» **AIM OF THE EXERCISE**: Find the string "name" in the listing and report every line that has it.

» **AVAILABLE DATA**:

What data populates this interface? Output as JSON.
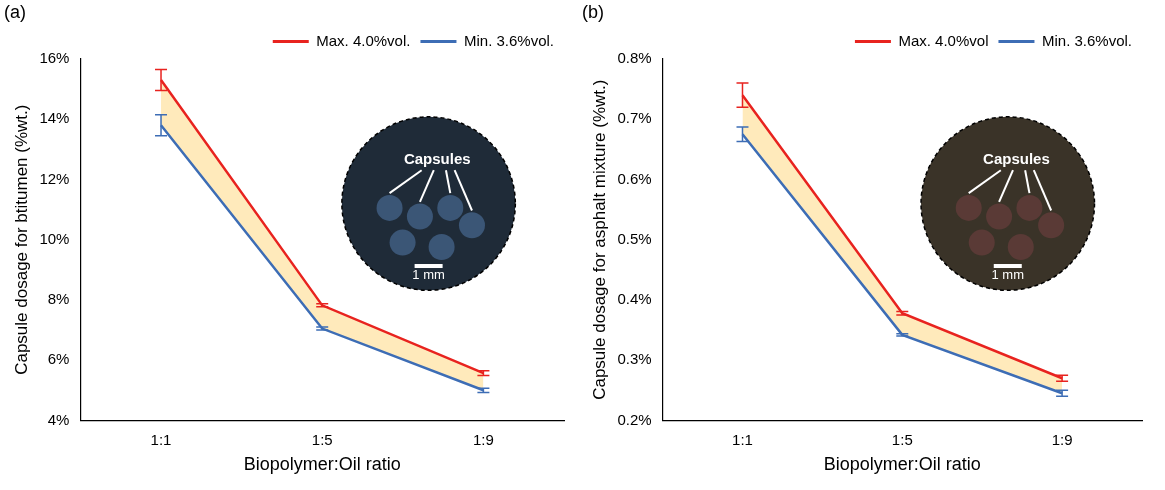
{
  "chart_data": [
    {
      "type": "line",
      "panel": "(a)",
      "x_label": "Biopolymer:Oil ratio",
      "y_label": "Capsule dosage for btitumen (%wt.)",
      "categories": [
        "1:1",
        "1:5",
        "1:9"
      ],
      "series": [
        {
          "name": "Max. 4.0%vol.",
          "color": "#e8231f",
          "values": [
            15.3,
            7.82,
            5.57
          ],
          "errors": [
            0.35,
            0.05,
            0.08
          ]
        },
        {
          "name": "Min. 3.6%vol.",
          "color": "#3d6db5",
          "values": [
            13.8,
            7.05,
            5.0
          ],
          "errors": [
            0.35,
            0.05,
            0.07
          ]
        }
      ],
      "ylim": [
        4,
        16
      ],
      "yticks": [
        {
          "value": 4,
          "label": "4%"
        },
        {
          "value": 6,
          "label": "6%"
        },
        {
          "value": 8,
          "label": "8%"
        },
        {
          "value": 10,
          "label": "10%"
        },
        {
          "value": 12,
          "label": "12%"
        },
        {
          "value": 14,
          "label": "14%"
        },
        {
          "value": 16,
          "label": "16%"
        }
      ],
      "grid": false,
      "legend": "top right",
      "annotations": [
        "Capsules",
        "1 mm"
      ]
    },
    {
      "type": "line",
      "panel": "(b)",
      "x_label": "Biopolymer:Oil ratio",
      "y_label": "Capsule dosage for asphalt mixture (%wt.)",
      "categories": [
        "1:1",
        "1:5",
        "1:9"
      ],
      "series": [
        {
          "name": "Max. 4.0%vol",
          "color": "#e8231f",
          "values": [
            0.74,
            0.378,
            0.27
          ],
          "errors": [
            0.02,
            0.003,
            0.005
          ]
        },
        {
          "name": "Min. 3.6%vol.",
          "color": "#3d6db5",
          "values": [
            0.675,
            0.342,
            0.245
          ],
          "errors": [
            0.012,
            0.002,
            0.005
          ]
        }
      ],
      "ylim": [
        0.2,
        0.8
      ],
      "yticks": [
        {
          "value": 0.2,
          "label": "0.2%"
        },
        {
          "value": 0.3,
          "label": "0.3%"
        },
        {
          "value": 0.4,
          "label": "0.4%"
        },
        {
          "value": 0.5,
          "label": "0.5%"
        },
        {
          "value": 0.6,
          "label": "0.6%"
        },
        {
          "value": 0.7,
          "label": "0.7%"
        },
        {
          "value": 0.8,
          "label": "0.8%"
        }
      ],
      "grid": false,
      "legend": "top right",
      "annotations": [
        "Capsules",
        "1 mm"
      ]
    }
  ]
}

» **RESPONSE TO THE EXERCISE**:
          "name": "Max. 4.0%vol.",
          "name": "Min. 3.6%vol.",
          "name": "Max. 4.0%vol",
          "name": "Min. 3.6%vol.",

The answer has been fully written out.